**WORK TO COMPLETE**
Each line containing the word "avtale" should be found and copied.

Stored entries
==*==
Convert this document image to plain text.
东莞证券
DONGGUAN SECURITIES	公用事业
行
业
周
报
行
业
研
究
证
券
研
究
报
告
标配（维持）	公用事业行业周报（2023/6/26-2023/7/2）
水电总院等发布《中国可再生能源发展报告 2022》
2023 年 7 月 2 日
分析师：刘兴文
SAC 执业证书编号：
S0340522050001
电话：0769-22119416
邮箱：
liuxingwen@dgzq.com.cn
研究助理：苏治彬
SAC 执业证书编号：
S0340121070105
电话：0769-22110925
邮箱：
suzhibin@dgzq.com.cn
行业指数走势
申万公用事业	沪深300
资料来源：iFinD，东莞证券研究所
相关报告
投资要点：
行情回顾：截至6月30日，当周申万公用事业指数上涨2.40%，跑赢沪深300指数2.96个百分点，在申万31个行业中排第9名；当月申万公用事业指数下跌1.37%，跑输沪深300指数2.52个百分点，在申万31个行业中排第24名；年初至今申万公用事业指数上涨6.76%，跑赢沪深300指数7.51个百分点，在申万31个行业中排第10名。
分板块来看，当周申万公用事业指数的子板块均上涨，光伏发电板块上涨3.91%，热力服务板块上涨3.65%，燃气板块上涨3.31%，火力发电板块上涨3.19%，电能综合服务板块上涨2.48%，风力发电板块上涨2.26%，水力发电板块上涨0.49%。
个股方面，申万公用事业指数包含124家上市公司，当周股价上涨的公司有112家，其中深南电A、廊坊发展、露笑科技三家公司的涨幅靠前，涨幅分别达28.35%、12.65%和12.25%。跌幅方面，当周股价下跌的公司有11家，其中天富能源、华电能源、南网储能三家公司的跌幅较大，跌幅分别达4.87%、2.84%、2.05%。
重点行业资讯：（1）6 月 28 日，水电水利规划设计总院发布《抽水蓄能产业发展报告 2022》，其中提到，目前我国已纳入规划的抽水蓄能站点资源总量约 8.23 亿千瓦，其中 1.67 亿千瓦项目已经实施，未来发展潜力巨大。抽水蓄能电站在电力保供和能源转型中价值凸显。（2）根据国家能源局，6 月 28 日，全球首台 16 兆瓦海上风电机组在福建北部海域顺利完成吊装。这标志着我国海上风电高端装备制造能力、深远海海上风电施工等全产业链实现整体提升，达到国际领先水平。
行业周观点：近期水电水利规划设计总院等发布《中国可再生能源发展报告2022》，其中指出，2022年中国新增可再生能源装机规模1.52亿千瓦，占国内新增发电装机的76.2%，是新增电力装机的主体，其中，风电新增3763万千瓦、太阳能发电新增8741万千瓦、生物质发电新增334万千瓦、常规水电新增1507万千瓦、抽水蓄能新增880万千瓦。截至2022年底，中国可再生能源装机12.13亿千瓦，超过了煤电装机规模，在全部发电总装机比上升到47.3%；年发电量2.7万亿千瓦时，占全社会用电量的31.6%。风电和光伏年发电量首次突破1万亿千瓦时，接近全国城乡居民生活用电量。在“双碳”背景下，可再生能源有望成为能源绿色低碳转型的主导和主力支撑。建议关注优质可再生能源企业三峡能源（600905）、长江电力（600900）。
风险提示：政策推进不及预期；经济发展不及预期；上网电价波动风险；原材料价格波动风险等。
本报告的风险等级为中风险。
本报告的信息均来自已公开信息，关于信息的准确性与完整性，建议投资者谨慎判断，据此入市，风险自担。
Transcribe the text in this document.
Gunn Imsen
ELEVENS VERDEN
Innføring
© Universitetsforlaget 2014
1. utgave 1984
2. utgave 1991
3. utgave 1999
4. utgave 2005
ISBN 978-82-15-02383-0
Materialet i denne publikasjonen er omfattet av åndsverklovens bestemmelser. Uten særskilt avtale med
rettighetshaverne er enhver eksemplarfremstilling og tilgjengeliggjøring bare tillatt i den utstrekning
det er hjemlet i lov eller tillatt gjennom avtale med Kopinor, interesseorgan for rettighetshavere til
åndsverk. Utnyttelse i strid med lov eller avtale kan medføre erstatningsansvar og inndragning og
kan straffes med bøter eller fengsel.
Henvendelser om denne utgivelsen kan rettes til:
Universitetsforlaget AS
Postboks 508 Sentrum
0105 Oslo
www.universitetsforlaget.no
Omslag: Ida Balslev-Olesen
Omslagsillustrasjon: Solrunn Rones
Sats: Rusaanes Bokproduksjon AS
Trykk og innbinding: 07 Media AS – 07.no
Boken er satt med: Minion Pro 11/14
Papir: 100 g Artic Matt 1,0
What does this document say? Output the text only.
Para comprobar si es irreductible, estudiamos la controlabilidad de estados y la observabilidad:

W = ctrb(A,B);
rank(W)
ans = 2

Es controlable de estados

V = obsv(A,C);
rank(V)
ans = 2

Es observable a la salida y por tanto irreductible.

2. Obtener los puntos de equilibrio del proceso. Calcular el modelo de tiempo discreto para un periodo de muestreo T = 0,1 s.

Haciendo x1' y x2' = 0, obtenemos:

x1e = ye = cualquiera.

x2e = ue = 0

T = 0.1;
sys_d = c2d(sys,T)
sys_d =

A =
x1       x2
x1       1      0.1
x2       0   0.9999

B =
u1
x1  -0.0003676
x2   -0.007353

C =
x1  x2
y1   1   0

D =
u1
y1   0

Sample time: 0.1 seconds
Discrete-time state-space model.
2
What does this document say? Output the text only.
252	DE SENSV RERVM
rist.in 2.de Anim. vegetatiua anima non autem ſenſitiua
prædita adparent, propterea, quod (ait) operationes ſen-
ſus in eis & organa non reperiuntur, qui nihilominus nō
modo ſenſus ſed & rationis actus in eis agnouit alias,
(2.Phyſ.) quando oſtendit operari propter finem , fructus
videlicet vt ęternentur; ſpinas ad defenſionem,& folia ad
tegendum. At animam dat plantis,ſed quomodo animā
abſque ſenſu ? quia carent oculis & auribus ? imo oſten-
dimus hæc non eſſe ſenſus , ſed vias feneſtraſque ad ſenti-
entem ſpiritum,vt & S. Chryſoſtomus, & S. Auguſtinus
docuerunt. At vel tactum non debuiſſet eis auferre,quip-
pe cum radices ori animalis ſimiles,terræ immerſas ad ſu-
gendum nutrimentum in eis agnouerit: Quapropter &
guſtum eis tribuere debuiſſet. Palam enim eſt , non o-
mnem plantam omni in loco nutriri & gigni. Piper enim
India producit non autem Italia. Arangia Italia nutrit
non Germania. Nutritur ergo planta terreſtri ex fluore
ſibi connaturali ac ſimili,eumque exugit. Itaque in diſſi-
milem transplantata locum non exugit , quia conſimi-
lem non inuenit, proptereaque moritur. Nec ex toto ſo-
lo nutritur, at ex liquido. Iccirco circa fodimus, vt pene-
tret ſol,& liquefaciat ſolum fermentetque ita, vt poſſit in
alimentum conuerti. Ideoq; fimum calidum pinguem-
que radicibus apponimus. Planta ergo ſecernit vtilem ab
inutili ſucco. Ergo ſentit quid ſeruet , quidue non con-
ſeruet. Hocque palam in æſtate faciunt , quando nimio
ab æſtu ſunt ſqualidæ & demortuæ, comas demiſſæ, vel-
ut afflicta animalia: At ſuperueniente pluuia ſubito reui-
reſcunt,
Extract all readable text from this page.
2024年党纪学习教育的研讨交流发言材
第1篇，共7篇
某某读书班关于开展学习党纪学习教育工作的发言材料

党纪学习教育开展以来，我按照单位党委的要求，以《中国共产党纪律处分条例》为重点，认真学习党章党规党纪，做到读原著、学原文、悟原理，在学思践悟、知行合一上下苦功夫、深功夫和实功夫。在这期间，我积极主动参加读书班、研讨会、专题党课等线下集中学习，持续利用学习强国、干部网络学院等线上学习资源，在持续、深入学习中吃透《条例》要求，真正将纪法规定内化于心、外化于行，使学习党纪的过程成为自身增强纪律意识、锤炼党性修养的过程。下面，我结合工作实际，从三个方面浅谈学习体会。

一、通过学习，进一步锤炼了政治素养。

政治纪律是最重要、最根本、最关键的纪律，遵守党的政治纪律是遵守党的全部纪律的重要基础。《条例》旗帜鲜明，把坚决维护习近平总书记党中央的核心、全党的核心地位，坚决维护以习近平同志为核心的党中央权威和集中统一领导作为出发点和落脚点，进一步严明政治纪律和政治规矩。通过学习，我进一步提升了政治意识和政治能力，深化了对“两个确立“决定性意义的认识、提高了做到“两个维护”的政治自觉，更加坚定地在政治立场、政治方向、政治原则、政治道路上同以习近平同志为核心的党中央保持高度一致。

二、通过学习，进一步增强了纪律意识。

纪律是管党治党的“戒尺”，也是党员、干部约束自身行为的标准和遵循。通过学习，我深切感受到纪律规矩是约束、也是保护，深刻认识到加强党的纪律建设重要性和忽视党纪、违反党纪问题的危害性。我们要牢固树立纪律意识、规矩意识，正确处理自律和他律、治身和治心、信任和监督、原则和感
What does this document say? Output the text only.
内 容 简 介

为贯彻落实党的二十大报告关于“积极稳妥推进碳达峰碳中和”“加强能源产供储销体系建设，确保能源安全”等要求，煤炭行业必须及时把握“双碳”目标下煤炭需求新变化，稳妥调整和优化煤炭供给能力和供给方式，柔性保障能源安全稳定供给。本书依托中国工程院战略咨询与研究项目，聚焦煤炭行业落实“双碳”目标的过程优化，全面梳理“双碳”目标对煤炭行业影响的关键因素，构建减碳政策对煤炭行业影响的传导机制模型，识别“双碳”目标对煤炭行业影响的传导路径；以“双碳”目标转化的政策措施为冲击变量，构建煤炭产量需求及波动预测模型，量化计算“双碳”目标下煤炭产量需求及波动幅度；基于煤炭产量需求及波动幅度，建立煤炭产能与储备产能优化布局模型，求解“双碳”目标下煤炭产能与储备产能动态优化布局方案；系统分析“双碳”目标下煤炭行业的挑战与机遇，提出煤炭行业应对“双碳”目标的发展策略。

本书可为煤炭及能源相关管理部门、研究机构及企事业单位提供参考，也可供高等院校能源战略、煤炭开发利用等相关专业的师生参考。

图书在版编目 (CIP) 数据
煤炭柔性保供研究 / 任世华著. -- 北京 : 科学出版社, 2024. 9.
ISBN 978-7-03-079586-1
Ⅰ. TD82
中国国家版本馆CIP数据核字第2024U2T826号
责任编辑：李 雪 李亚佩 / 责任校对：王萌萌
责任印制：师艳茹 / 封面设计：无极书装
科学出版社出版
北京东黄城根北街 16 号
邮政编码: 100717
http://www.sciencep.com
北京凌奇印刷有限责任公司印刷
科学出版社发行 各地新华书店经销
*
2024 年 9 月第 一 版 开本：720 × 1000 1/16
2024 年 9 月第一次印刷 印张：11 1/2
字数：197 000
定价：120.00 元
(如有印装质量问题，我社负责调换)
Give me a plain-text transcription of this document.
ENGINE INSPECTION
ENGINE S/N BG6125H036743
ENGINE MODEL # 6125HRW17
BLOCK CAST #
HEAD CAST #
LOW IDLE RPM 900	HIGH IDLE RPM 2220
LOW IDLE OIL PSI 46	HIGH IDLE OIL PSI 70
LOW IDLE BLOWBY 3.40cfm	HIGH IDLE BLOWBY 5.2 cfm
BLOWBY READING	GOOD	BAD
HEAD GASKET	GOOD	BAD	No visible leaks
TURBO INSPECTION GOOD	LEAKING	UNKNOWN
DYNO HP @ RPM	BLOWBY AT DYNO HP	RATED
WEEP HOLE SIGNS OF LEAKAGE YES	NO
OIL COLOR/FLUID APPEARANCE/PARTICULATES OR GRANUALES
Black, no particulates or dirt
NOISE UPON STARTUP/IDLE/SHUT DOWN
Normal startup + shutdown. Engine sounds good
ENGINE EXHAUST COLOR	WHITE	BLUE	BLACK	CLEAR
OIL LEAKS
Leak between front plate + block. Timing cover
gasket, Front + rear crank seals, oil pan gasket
==*==
**TASK ANSWER**
Materialet i denne publikasjonen er omfattet av åndsverklovens bestemmelser. Uten særskilt avtale med
det er hjemlet i lov eller tillatt gjennom avtale med Kopinor, interesseorgan for rettighetshavere til
åndsverk. Utnyttelse i strid med lov eller avtale kan medføre erstatningsansvar og inndragning og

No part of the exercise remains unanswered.